### Stated task:
Every entry needs to be printed exactly, please.

### Exercise data:

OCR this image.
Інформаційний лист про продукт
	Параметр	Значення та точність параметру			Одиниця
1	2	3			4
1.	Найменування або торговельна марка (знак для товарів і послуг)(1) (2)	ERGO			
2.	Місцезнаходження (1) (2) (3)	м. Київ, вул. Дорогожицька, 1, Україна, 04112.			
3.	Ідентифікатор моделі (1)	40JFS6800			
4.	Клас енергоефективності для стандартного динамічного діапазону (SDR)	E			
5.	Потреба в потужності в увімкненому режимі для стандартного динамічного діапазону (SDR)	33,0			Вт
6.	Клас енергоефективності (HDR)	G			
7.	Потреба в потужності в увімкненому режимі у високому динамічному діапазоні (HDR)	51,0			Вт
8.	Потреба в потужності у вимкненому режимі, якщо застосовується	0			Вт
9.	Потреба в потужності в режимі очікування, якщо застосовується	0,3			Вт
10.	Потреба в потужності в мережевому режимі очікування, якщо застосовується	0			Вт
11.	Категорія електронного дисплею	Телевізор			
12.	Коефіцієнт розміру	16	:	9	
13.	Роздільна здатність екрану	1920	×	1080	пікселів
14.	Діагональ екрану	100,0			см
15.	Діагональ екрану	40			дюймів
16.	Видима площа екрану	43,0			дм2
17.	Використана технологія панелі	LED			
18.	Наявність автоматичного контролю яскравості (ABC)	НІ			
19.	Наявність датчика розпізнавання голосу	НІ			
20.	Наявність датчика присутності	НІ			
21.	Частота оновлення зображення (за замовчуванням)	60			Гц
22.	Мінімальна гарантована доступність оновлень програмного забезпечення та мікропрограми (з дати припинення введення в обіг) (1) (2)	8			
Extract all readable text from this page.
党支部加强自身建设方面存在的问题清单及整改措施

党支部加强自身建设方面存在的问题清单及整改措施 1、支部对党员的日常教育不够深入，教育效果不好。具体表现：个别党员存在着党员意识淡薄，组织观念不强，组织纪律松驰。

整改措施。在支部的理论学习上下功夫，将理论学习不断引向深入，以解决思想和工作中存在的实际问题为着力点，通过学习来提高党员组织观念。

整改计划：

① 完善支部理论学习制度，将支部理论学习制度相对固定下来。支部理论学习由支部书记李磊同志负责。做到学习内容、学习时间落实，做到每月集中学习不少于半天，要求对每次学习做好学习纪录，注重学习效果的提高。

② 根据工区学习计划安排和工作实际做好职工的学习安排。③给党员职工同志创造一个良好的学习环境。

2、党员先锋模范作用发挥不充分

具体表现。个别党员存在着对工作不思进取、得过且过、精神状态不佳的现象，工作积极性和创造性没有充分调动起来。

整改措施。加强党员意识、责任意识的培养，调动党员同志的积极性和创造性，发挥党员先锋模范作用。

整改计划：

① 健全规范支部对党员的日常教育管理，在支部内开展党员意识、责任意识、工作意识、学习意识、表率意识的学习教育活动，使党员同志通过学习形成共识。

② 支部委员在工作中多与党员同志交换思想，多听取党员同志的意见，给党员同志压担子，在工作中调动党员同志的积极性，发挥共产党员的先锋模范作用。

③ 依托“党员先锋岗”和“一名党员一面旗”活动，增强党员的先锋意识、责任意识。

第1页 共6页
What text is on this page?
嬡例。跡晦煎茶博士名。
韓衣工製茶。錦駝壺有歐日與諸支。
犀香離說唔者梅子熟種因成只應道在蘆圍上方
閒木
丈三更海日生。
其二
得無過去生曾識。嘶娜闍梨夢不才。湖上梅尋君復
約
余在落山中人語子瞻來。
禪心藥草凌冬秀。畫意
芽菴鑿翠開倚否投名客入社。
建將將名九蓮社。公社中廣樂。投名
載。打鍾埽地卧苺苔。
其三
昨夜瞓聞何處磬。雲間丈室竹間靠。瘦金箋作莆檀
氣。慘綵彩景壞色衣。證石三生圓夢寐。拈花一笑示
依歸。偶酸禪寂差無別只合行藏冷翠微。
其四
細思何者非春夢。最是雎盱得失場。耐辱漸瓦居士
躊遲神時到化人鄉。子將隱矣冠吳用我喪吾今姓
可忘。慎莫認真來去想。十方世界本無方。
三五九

### Task result:
OCR this image.
Інформаційний лист про продукт
	Параметр	Значення та точність параметру			Одиниця
1	2	3			4
1.	Найменування або торговельна марка (знак для товарів і послуг)(1) (2)	ERGO			
2.	Місцезнаходження (1) (2) (3)	м. Київ, вул. Дорогожицька, 1, Україна, 04112.			
3.	Ідентифікатор моделі (1)	40JFS6800			
4.	Клас енергоефективності для стандартного динамічного діапазону (SDR)	E			
5.	Потреба в потужності в увімкненому режимі для стандартного динамічного діапазону (SDR)	33,0			Вт
6.	Клас енергоефективності (HDR)	G			
7.	Потреба в потужності в увімкненому режимі у високому динамічному діапазоні (HDR)	51,0			Вт
8.	Потреба в потужності у вимкненому режимі, якщо застосовується	0			Вт
9.	Потреба в потужності в режимі очікування, якщо застосовується	0,3			Вт
10.	Потреба в потужності в мережевому режимі очікування, якщо застосовується	0			Вт
11.	Категорія електронного дисплею	Телевізор			
12.	Коефіцієнт розміру	16	:	9	
13.	Роздільна здатність екрану	1920	×	1080	пікселів
14.	Діагональ екрану	100,0			см
15.	Діагональ екрану	40			дюймів
16.	Видима площа екрану	43,0			дм2
17.	Використана технологія панелі	LED			
18.	Наявність автоматичного контролю яскравості (ABC)	НІ			
19.	Наявність датчика розпізнавання голосу	НІ			
20.	Наявність датчика присутності	НІ			
21.	Частота оновлення зображення (за замовчуванням)	60			Гц
22.	Мінімальна гарантована доступність оновлень програмного забезпечення та мікропрограми (з дати припинення введення в обіг) (1) (2)	8			
Extract all readable text from this page.
党支部加强自身建设方面存在的问题清单及整改措施

党支部加强自身建设方面存在的问题清单及整改措施 1、支部对党员的日常教育不够深入，教育效果不好。具体表现：个别党员存在着党员意识淡薄，组织观念不强，组织纪律松驰。

整改措施。在支部的理论学习上下功夫，将理论学习不断引向深入，以解决思想和工作中存在的实际问题为着力点，通过学习来提高党员组织观念。

整改计划：

① 完善支部理论学习制度，将支部理论学习制度相对固定下来。支部理论学习由支部书记李磊同志负责。做到学习内容、学习时间落实，做到每月集中学习不少于半天，要求对每次学习做好学习纪录，注重学习效果的提高。

② 根据工区学习计划安排和工作实际做好职工的学习安排。③给党员职工同志创造一个良好的学习环境。

2、党员先锋模范作用发挥不充分

具体表现。个别党员存在着对工作不思进取、得过且过、精神状态不佳的现象，工作积极性和创造性没有充分调动起来。

整改措施。加强党员意识、责任意识的培养，调动党员同志的积极性和创造性，发挥党员先锋模范作用。

整改计划：

① 健全规范支部对党员的日常教育管理，在支部内开展党员意识、责任意识、工作意识、学习意识、表率意识的学习教育活动，使党员同志通过学习形成共识。

② 支部委员在工作中多与党员同志交换思想，多听取党员同志的意见，给党员同志压担子，在工作中调动党员同志的积极性，发挥共产党员的先锋模范作用。

③ 依托“党员先锋岗”和“一名党员一面旗”活动，增强党员的先锋意识、责任意识。

第1页 共6页
What text is on this page?
嬡例。跡晦煎茶博士名。
韓衣工製茶。錦駝壺有歐日與諸支。
犀香離說唔者梅子熟種因成只應道在蘆圍上方
閒木
丈三更海日生。
其二
得無過去生曾識。嘶娜闍梨夢不才。湖上梅尋君復
約
余在落山中人語子瞻來。
禪心藥草凌冬秀。畫意
芽菴鑿翠開倚否投名客入社。
建將將名九蓮社。公社中廣樂。投名
載。打鍾埽地卧苺苔。
其三
昨夜瞓聞何處磬。雲間丈室竹間靠。瘦金箋作莆檀
氣。慘綵彩景壞色衣。證石三生圓夢寐。拈花一笑示
依歸。偶酸禪寂差無別只合行藏冷翠微。
其四
細思何者非春夢。最是雎盱得失場。耐辱漸瓦居士
躊遲神時到化人鄉。子將隱矣冠吳用我喪吾今姓
可忘。慎莫認真來去想。十方世界本無方。
三五九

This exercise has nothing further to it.